• AIM
Reproduce every line of the records below, switching "y-tick-label" to "y-axis-label" wherever it appears and keeping everything else the same. Omit the pictures.
[Begin]
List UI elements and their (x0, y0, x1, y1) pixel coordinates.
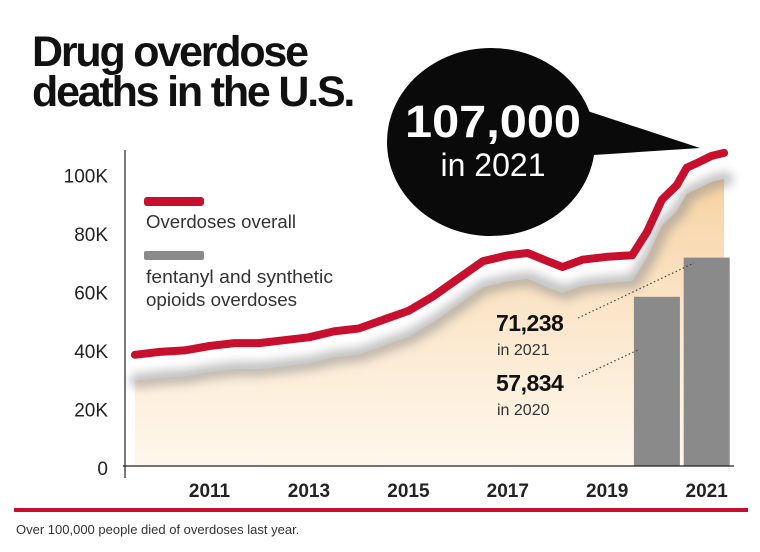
y-tick-label: 80K (74, 225, 108, 246)
y-tick-label: 100K (64, 166, 109, 187)
x-tick-label: 2019 (586, 481, 628, 502)
y-ticks: 0 20K 40K 60K 80K 100K (64, 166, 109, 480)
annotation-value-2020: 57,834 (496, 370, 564, 396)
overall-line (130, 148, 729, 359)
area-fill (134, 178, 725, 466)
legend-label-overall: Overdoses overall (146, 212, 296, 232)
annotation-value-2021: 71,238 (496, 310, 564, 336)
x-tick-label: 2017 (487, 481, 529, 502)
line-shadow (129, 171, 734, 388)
y-tick-label: 60K (74, 283, 108, 304)
y-tick-label: 20K (74, 401, 108, 422)
footer-rule (14, 508, 748, 512)
legend-label-fentanyl-line2: opioids overdoses (146, 290, 297, 310)
x-tick-label: 2015 (387, 481, 430, 502)
annotation-year-2020: in 2020 (497, 402, 550, 419)
y-tick-label: 40K (74, 342, 108, 363)
annotation-leader-2021 (577, 262, 695, 319)
annotation-leader-2020 (577, 349, 639, 379)
x-tick-label: 2011 (189, 481, 231, 502)
y-tick-label: 0 (97, 459, 108, 480)
x-ticks: 2011 2013 2015 2017 2019 2021 (189, 481, 728, 502)
callout-bubble (387, 48, 595, 236)
x-tick-label: 2013 (288, 481, 330, 502)
callout-value: 107,000 (405, 96, 581, 147)
chart-title-line1: Drug overdose (32, 28, 308, 76)
x-tick-label: 2021 (686, 481, 729, 502)
caption: Over 100,000 people died of overdoses la… (16, 522, 300, 537)
legend-swatch-fentanyl (144, 251, 204, 260)
legend-label-fentanyl-line1: fentanyl and synthetic (146, 267, 333, 287)
annotation-year-2021: in 2021 (497, 342, 550, 359)
callout-label: in 2021 (441, 147, 546, 183)
bar-2020 (633, 296, 680, 466)
bar-2021 (683, 257, 730, 466)
legend-swatch-overall (144, 197, 204, 206)
chart-title-line2: deaths in the U.S. (32, 68, 353, 116)
fentanyl-bars (633, 257, 730, 466)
[End]
• WRITTEN SOLUTION
List UI elements and their (x0, y0, x1, y1) pixel coordinates.
y-axis-label: 80K (74, 225, 108, 246)
y-axis-label: 100K (64, 166, 109, 187)
x-tick-label: 2019 (586, 481, 628, 502)
y-ticks: 0 20K 40K 60K 80K 100K (64, 166, 109, 480)
annotation-value-2020: 57,834 (496, 370, 564, 396)
overall-line (130, 148, 729, 359)
area-fill (134, 178, 725, 466)
legend-label-overall: Overdoses overall (146, 212, 296, 232)
annotation-value-2021: 71,238 (496, 310, 564, 336)
x-tick-label: 2017 (487, 481, 529, 502)
line-shadow (129, 171, 734, 388)
y-axis-label: 60K (74, 283, 108, 304)
y-axis-label: 20K (74, 401, 108, 422)
footer-rule (14, 508, 748, 512)
legend-label-fentanyl-line2: opioids overdoses (146, 290, 297, 310)
x-tick-label: 2015 (387, 481, 430, 502)
annotation-year-2020: in 2020 (497, 402, 550, 419)
y-axis-label: 40K (74, 342, 108, 363)
annotation-leader-2021 (577, 262, 695, 319)
annotation-leader-2020 (577, 349, 639, 379)
x-tick-label: 2011 (189, 481, 231, 502)
y-axis-label: 0 (97, 459, 108, 480)
x-ticks: 2011 2013 2015 2017 2019 2021 (189, 481, 728, 502)
callout-bubble (387, 48, 595, 236)
x-tick-label: 2013 (288, 481, 330, 502)
callout-value: 107,000 (405, 96, 581, 147)
chart-title-line1: Drug overdose (32, 28, 308, 76)
x-tick-label: 2021 (686, 481, 729, 502)
caption: Over 100,000 people died of overdoses la… (16, 522, 300, 537)
legend-swatch-fentanyl (144, 251, 204, 260)
legend-label-fentanyl-line1: fentanyl and synthetic (146, 267, 333, 287)
annotation-year-2021: in 2021 (497, 342, 550, 359)
callout-label: in 2021 (441, 147, 546, 183)
bar-2020 (633, 296, 680, 466)
bar-2021 (683, 257, 730, 466)
legend-swatch-overall (144, 197, 204, 206)
chart-title-line2: deaths in the U.S. (32, 68, 353, 116)
fentanyl-bars (633, 257, 730, 466)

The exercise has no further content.